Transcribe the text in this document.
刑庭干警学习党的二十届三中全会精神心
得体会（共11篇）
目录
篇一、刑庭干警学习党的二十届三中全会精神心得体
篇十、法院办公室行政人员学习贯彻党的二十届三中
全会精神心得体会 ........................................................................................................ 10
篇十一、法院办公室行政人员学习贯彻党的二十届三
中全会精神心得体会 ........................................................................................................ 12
* * *
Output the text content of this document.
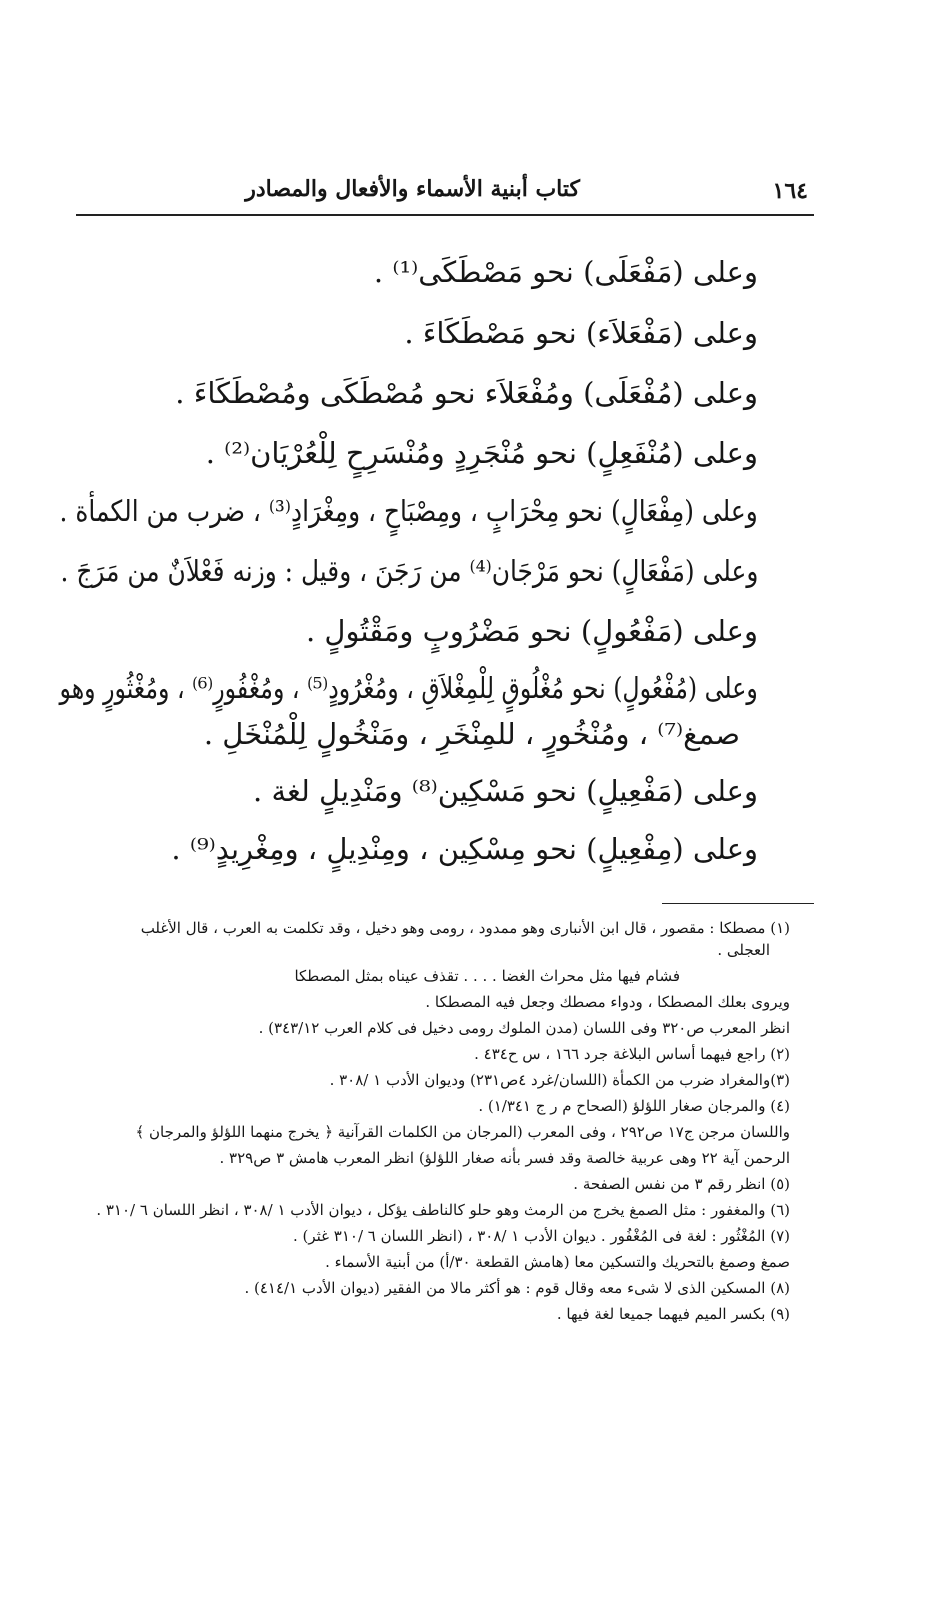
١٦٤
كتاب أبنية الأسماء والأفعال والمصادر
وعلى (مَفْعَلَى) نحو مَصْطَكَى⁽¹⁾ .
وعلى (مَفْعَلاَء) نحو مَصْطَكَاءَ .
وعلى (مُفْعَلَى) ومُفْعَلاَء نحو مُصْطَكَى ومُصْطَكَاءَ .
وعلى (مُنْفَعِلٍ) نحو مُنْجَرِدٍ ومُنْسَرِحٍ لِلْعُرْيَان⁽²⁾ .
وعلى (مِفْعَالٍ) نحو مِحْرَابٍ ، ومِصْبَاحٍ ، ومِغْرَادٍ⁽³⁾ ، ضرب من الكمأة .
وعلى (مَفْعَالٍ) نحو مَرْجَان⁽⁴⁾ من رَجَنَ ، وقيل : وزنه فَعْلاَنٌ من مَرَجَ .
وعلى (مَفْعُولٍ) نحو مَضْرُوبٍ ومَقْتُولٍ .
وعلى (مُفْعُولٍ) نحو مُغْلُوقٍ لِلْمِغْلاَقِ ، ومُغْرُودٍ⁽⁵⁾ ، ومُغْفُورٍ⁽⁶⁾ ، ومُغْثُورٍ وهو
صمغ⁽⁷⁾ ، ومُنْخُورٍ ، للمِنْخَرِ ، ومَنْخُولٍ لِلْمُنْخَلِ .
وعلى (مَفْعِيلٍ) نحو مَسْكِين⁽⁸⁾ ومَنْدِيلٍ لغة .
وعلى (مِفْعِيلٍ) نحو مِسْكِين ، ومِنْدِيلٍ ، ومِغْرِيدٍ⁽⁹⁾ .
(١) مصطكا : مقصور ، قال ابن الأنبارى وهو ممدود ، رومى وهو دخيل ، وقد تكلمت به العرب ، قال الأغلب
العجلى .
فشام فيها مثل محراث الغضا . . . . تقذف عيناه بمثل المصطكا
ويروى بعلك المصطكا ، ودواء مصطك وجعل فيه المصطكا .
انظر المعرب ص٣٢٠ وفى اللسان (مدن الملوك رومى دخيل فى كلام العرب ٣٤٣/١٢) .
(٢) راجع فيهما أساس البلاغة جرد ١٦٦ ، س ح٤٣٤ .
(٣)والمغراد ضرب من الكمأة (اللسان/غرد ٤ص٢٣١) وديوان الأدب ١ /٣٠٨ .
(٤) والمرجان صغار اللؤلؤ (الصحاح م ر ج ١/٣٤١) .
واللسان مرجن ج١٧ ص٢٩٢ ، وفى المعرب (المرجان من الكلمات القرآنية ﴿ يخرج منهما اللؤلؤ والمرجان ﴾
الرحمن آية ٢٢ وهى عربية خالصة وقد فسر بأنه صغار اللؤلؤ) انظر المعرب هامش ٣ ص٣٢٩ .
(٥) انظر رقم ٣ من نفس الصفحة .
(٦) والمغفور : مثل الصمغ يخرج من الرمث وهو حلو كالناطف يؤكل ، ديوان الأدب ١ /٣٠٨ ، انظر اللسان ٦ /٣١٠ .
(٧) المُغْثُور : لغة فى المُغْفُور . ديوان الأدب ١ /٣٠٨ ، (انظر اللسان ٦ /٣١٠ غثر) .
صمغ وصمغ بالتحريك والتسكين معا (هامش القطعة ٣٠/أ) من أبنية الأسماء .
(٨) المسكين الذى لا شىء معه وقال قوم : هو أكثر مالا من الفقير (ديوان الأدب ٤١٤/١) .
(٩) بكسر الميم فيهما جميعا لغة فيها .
---
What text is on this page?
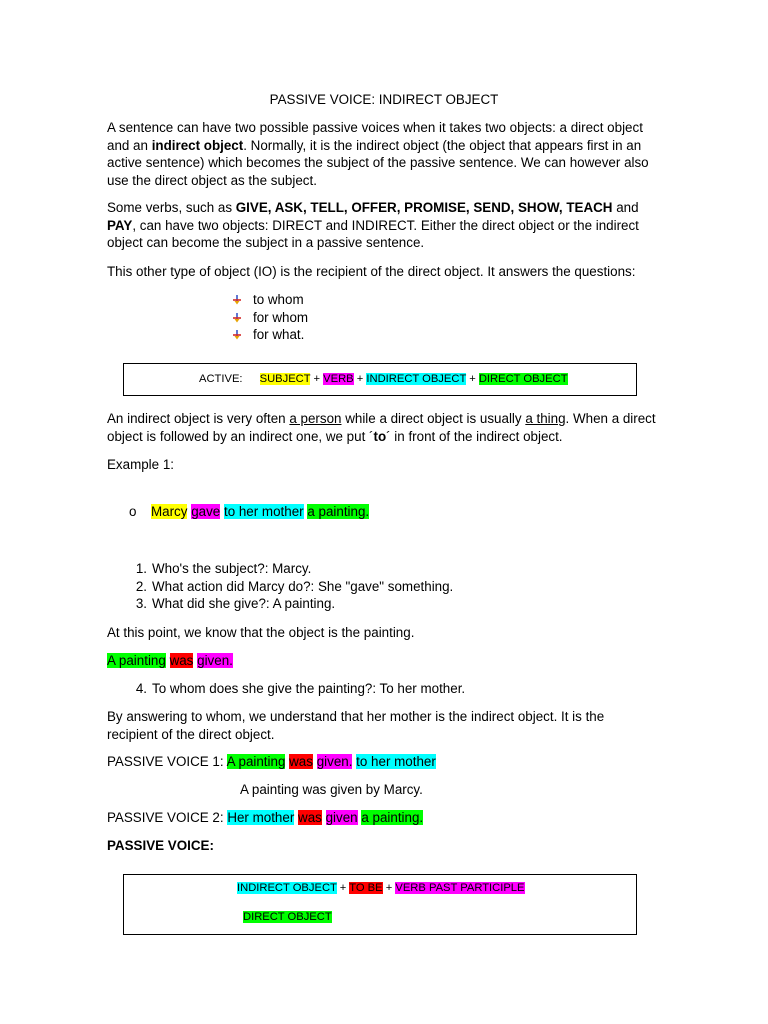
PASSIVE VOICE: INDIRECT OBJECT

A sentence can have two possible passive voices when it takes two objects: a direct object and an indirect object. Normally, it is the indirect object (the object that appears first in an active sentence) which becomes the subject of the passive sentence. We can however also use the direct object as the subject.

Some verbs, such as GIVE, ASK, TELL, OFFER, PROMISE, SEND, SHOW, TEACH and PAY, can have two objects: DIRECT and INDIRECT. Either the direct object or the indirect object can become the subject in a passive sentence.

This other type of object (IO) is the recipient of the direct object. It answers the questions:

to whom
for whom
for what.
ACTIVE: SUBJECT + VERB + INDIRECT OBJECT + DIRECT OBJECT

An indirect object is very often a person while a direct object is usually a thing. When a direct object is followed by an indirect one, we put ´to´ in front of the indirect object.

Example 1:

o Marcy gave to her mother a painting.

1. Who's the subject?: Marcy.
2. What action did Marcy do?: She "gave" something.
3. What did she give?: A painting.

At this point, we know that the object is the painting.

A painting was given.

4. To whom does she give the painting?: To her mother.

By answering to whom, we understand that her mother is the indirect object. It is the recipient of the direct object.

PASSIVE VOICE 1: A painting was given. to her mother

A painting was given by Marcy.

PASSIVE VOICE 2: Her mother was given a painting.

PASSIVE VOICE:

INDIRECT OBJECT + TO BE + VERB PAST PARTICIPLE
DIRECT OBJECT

Directions for this task:
Write out each line of the data that holds the string "recipient".

Response to the task:
This other type of object (IO) is the recipient of the direct object. It answers the questions:
By answering to whom, we understand that her mother is the indirect object. It is the recipient of the direct object.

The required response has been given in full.